▸ Do this: Identify all lines in the data containing the string "area". Copy them out.
★ ★ ★ ★ ★ ★ ★
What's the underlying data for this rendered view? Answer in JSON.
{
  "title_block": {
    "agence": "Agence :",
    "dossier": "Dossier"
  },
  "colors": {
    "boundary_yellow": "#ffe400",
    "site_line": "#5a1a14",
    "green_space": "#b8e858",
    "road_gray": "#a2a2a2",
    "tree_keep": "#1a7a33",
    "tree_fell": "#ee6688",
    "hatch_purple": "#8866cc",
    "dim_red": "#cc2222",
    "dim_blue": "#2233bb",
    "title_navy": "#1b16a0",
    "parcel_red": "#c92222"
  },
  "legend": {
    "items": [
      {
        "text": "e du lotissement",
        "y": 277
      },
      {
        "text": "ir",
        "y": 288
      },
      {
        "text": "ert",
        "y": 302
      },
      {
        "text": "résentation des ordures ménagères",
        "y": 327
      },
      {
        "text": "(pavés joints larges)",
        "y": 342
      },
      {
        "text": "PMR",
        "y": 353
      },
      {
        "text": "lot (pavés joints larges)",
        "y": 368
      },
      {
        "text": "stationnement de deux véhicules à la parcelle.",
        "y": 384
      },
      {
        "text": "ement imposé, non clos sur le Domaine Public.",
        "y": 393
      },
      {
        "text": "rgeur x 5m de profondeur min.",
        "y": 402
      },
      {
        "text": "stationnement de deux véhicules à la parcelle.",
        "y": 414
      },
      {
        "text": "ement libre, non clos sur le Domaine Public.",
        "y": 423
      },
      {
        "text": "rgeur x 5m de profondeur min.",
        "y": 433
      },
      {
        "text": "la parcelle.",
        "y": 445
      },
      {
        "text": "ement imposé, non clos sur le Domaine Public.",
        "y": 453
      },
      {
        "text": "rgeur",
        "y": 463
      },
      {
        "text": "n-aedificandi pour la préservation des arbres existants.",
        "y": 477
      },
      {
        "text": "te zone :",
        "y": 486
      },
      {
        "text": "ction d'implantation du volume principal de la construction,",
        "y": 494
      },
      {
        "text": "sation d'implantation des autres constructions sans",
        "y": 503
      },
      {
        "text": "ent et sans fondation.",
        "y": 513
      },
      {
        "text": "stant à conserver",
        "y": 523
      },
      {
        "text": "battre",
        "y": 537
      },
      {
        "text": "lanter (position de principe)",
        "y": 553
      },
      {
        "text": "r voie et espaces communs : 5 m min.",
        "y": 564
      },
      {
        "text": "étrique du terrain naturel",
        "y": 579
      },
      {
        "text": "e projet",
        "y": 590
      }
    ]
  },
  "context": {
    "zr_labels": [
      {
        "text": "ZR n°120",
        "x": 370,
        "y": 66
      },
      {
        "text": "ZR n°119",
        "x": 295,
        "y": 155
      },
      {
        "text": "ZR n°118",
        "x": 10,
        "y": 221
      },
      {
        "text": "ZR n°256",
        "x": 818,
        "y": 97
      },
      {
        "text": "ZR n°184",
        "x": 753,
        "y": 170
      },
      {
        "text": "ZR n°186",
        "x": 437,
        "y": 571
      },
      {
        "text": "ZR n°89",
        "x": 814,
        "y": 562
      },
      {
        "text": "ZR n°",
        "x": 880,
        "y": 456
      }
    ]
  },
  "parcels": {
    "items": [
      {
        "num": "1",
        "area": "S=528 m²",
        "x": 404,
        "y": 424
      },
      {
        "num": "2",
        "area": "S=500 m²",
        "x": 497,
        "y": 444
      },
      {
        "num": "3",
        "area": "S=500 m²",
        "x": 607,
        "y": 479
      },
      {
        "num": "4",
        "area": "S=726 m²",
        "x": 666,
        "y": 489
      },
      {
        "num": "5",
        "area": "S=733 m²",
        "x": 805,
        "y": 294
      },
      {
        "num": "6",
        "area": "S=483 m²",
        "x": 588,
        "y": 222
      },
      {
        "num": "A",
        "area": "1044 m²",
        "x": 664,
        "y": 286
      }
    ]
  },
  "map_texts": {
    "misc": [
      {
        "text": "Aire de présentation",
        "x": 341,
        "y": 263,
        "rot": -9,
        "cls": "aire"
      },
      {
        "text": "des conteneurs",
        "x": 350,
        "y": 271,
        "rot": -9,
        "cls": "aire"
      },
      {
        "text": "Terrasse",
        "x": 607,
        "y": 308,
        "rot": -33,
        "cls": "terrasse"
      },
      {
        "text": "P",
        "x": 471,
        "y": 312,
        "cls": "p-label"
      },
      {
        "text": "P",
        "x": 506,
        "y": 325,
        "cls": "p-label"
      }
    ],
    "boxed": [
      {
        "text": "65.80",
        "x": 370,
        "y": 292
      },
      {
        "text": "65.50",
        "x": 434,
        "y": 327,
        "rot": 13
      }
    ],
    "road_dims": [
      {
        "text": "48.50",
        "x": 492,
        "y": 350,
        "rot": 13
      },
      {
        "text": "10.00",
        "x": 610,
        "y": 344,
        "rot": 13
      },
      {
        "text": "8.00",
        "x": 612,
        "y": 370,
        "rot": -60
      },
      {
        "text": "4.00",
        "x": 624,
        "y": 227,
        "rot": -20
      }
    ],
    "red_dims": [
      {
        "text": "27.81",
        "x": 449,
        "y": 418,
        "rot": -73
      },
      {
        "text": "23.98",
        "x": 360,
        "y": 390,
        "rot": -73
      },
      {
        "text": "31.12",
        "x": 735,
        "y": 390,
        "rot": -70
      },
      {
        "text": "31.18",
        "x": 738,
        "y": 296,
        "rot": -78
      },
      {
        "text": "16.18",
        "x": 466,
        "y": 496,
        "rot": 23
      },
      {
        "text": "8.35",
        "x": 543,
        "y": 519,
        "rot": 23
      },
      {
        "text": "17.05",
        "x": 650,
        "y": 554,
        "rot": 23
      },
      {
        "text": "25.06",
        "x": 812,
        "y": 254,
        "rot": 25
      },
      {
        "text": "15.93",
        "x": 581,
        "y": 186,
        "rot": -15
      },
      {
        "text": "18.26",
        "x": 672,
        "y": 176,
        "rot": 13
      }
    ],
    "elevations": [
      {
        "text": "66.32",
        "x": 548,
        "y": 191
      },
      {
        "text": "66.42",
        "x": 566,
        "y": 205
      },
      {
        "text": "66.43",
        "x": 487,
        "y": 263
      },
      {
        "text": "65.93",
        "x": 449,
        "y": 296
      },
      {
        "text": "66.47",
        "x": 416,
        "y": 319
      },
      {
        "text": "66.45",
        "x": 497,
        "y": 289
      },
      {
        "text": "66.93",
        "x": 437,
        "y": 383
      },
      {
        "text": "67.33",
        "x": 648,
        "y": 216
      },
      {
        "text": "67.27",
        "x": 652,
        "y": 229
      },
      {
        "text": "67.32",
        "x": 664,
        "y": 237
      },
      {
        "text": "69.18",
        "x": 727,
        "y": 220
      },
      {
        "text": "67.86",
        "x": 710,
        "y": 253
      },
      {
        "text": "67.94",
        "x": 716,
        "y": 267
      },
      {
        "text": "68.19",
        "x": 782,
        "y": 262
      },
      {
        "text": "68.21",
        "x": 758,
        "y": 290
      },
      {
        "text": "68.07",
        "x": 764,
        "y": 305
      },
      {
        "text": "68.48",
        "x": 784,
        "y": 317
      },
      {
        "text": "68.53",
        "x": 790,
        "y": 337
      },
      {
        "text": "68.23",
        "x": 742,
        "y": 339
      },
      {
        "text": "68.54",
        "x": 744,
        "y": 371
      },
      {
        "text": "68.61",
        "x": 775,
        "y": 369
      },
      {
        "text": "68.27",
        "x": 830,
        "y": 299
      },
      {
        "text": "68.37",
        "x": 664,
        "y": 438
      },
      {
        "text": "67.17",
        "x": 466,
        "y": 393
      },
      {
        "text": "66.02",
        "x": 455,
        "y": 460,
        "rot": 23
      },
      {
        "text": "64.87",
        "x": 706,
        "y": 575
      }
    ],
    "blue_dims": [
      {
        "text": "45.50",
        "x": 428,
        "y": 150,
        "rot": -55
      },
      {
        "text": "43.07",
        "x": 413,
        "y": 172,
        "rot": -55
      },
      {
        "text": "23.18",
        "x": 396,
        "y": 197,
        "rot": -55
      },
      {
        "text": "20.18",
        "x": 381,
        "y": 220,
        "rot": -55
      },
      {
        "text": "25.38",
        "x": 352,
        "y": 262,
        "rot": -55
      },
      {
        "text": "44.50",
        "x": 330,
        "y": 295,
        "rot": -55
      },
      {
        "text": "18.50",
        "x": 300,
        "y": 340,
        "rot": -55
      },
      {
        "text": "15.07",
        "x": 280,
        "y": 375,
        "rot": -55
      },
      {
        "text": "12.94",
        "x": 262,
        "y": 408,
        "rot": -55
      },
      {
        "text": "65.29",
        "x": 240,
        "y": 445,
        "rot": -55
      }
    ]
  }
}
★ ★ ★ ★ ★ ★ ★
▸ Answer to this exercise:
        "area": "S=528 m²",
        "area": "S=500 m²",
        "area": "S=500 m²",
        "area": "S=726 m²",
        "area": "S=733 m²",
        "area": "S=483 m²",
        "area": "1044 m²",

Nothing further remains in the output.